>> START PROVIDED DATA

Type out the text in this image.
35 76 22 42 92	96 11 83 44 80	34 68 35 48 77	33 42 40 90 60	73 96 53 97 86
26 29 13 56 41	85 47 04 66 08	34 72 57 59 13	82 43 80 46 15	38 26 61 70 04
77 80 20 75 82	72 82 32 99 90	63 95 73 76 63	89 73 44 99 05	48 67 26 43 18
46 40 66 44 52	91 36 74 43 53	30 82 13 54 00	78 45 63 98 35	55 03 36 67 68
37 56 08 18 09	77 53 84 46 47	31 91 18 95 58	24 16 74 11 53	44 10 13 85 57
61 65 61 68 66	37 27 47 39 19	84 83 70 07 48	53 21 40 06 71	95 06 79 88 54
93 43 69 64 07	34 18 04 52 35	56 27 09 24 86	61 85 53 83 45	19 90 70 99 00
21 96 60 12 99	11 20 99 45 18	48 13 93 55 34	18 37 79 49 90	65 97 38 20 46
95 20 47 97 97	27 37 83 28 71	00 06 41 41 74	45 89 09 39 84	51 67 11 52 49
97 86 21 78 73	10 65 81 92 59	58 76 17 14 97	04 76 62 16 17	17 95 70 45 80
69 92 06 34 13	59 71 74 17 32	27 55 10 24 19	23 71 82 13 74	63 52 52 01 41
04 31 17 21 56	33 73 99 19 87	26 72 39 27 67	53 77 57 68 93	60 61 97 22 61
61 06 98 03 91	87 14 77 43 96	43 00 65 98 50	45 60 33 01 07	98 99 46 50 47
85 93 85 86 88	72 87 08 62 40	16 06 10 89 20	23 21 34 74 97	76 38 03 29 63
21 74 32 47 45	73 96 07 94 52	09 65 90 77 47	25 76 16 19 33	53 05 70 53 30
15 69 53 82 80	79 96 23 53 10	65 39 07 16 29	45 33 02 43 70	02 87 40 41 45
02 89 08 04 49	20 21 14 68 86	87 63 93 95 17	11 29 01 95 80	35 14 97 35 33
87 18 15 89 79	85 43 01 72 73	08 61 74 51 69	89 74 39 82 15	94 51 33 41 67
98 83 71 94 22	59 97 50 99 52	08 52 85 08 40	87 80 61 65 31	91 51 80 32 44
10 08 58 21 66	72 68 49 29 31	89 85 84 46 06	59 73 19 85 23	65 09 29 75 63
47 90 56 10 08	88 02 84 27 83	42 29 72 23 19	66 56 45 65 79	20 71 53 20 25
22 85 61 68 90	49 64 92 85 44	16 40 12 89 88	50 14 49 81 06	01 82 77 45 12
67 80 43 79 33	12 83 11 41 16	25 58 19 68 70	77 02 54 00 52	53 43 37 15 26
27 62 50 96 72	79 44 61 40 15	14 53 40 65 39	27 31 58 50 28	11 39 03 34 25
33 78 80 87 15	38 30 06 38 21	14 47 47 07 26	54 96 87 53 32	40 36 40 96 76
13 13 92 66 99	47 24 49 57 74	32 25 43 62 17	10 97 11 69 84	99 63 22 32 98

>> END PROVIDED DATA

### WHAT YOU WILL DO
Each line must be given again exactly as written above.

### CORRECT ANSWER
Type out the text in this image.
35 76 22 42 92	96 11 83 44 80	34 68 35 48 77	33 42 40 90 60	73 96 53 97 86
26 29 13 56 41	85 47 04 66 08	34 72 57 59 13	82 43 80 46 15	38 26 61 70 04
77 80 20 75 82	72 82 32 99 90	63 95 73 76 63	89 73 44 99 05	48 67 26 43 18
46 40 66 44 52	91 36 74 43 53	30 82 13 54 00	78 45 63 98 35	55 03 36 67 68
37 56 08 18 09	77 53 84 46 47	31 91 18 95 58	24 16 74 11 53	44 10 13 85 57
61 65 61 68 66	37 27 47 39 19	84 83 70 07 48	53 21 40 06 71	95 06 79 88 54
93 43 69 64 07	34 18 04 52 35	56 27 09 24 86	61 85 53 83 45	19 90 70 99 00
21 96 60 12 99	11 20 99 45 18	48 13 93 55 34	18 37 79 49 90	65 97 38 20 46
95 20 47 97 97	27 37 83 28 71	00 06 41 41 74	45 89 09 39 84	51 67 11 52 49
97 86 21 78 73	10 65 81 92 59	58 76 17 14 97	04 76 62 16 17	17 95 70 45 80
69 92 06 34 13	59 71 74 17 32	27 55 10 24 19	23 71 82 13 74	63 52 52 01 41
04 31 17 21 56	33 73 99 19 87	26 72 39 27 67	53 77 57 68 93	60 61 97 22 61
61 06 98 03 91	87 14 77 43 96	43 00 65 98 50	45 60 33 01 07	98 99 46 50 47
85 93 85 86 88	72 87 08 62 40	16 06 10 89 20	23 21 34 74 97	76 38 03 29 63
21 74 32 47 45	73 96 07 94 52	09 65 90 77 47	25 76 16 19 33	53 05 70 53 30
15 69 53 82 80	79 96 23 53 10	65 39 07 16 29	45 33 02 43 70	02 87 40 41 45
02 89 08 04 49	20 21 14 68 86	87 63 93 95 17	11 29 01 95 80	35 14 97 35 33
87 18 15 89 79	85 43 01 72 73	08 61 74 51 69	89 74 39 82 15	94 51 33 41 67
98 83 71 94 22	59 97 50 99 52	08 52 85 08 40	87 80 61 65 31	91 51 80 32 44
10 08 58 21 66	72 68 49 29 31	89 85 84 46 06	59 73 19 85 23	65 09 29 75 63
47 90 56 10 08	88 02 84 27 83	42 29 72 23 19	66 56 45 65 79	20 71 53 20 25
22 85 61 68 90	49 64 92 85 44	16 40 12 89 88	50 14 49 81 06	01 82 77 45 12
67 80 43 79 33	12 83 11 41 16	25 58 19 68 70	77 02 54 00 52	53 43 37 15 26
27 62 50 96 72	79 44 61 40 15	14 53 40 65 39	27 31 58 50 28	11 39 03 34 25
33 78 80 87 15	38 30 06 38 21	14 47 47 07 26	54 96 87 53 32	40 36 40 96 76
13 13 92 66 99	47 24 49 57 74	32 25 43 62 17	10 97 11 69 84	99 63 22 32 98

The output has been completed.